▶ _Exercise brief_:
Go through the entries one line at a time, and gather every line that has the word "grid".

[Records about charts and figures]
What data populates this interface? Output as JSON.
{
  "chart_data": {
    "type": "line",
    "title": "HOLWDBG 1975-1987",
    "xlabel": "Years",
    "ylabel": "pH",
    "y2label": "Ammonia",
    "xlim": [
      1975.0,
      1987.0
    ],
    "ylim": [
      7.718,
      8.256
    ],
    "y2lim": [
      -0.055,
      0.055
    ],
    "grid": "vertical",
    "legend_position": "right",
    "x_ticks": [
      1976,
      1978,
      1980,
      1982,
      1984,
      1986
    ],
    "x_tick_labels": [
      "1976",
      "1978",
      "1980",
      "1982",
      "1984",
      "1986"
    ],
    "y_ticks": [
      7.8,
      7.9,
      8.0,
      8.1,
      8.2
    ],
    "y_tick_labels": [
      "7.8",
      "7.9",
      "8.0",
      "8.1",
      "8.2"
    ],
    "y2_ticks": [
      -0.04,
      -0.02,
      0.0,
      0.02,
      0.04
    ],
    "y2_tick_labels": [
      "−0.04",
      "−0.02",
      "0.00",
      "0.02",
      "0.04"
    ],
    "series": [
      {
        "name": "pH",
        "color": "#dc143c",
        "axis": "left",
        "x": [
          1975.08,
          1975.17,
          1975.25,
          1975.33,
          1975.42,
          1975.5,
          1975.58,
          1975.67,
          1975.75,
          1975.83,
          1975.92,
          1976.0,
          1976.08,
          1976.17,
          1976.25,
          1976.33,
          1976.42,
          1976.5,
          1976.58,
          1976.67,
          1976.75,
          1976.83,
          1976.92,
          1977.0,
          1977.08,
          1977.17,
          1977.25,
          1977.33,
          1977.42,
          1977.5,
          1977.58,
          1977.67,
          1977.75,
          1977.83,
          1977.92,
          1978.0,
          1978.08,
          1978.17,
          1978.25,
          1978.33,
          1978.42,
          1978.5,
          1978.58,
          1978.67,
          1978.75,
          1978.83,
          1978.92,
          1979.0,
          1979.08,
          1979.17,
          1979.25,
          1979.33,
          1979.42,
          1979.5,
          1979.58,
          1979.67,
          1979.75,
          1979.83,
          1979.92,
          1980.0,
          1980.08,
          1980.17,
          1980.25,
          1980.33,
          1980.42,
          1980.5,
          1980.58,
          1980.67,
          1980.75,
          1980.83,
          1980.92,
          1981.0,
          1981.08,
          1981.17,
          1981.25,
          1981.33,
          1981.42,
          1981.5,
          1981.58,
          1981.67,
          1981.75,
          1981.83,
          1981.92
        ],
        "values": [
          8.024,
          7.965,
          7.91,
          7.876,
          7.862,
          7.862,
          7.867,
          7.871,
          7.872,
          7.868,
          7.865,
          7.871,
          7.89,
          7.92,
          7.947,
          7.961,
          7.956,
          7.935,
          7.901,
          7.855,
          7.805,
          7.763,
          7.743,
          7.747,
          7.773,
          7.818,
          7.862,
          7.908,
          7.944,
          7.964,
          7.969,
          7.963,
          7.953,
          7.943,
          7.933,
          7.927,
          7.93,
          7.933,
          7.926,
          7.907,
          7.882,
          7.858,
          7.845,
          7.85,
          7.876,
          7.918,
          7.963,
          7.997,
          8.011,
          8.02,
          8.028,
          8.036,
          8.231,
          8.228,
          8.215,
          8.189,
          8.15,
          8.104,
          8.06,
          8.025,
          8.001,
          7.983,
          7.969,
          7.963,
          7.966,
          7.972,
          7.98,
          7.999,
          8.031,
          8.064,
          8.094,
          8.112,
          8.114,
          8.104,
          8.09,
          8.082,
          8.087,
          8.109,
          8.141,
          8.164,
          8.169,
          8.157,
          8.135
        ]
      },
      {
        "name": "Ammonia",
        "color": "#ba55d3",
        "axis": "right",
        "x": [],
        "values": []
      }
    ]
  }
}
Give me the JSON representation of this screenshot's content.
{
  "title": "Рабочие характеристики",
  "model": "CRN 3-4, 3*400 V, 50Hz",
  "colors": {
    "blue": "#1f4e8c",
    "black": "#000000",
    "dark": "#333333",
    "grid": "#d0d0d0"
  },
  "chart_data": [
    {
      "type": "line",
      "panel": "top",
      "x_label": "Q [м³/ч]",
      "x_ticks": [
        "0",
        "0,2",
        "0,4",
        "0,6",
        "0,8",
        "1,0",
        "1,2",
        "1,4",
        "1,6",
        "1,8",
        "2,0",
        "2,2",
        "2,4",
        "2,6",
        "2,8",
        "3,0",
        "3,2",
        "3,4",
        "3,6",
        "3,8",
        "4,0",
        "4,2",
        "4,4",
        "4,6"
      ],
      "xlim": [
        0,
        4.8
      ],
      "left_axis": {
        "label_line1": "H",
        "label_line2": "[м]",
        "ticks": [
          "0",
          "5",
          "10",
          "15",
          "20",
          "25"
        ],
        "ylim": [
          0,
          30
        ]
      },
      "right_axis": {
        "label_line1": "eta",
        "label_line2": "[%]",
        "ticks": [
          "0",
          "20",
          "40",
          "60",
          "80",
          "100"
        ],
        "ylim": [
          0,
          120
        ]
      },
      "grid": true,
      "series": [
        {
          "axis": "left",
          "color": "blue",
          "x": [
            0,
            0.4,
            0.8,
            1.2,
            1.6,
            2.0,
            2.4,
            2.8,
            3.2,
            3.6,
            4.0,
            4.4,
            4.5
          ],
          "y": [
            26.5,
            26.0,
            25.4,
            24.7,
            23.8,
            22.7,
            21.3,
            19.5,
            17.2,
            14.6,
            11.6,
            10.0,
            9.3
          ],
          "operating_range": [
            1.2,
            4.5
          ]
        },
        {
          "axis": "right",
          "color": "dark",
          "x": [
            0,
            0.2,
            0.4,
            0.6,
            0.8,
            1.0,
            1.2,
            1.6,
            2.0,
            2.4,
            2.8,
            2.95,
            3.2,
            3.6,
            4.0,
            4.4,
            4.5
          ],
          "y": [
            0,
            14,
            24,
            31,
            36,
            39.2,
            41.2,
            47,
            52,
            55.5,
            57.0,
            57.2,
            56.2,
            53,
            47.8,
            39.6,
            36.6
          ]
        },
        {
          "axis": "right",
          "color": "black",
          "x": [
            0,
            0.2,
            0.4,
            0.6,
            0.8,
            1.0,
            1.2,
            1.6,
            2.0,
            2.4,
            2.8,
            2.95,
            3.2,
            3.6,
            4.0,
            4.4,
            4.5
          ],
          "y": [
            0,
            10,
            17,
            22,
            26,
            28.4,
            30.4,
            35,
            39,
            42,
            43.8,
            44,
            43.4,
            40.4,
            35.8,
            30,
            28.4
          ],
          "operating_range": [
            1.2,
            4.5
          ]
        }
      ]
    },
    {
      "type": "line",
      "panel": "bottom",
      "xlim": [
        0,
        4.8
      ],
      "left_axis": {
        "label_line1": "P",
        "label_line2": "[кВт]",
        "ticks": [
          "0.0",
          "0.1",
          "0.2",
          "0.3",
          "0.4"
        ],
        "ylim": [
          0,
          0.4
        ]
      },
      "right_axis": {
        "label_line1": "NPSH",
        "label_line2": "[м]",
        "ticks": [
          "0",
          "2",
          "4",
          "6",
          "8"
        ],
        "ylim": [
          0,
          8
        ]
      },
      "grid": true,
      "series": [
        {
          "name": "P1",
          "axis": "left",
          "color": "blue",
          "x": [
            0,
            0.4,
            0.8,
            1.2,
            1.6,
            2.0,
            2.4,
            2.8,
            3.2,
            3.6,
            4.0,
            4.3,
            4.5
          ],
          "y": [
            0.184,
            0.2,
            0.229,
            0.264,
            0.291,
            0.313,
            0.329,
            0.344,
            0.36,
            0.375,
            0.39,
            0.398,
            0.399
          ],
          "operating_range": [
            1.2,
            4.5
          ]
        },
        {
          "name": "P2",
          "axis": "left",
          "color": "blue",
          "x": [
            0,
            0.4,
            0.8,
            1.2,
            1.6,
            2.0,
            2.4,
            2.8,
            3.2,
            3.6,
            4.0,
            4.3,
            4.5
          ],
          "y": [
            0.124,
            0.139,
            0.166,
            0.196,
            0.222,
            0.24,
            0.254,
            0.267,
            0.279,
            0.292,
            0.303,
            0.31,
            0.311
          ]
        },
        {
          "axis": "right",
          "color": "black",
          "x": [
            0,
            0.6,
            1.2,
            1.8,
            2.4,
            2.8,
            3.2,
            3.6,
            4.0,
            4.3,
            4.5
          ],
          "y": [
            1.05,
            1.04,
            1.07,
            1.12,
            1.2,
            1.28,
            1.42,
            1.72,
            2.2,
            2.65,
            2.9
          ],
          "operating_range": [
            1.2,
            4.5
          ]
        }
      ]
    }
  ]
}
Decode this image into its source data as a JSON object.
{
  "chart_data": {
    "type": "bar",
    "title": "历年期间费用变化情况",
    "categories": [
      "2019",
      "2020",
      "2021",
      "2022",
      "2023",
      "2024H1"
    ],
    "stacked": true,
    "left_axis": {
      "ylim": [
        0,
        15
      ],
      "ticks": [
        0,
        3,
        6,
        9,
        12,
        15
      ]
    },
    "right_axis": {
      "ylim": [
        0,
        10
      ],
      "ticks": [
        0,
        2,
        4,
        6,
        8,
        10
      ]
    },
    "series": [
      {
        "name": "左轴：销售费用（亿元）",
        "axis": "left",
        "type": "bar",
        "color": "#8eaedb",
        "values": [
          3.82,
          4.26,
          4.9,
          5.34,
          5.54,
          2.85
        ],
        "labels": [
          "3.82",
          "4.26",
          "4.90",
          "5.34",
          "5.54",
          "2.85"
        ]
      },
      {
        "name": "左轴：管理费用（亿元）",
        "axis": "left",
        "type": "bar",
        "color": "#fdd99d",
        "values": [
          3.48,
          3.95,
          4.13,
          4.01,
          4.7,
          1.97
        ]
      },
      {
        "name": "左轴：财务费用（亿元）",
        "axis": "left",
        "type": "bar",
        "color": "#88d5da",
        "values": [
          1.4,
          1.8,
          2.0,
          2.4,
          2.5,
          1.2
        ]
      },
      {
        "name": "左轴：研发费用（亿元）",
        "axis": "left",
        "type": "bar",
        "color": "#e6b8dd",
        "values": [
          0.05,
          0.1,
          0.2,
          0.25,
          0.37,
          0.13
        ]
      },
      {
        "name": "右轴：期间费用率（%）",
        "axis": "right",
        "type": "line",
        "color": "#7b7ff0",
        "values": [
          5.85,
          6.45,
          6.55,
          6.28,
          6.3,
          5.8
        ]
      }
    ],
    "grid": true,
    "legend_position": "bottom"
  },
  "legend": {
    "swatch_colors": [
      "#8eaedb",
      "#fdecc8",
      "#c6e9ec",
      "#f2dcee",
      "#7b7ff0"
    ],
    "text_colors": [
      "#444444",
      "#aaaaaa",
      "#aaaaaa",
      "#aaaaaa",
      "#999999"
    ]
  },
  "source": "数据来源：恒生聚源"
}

▶ _Exercise answer_:
    "grid": "vertical",
    "grid": "#d0d0d0"
      "grid": true,
      "grid": true,
    "grid": true,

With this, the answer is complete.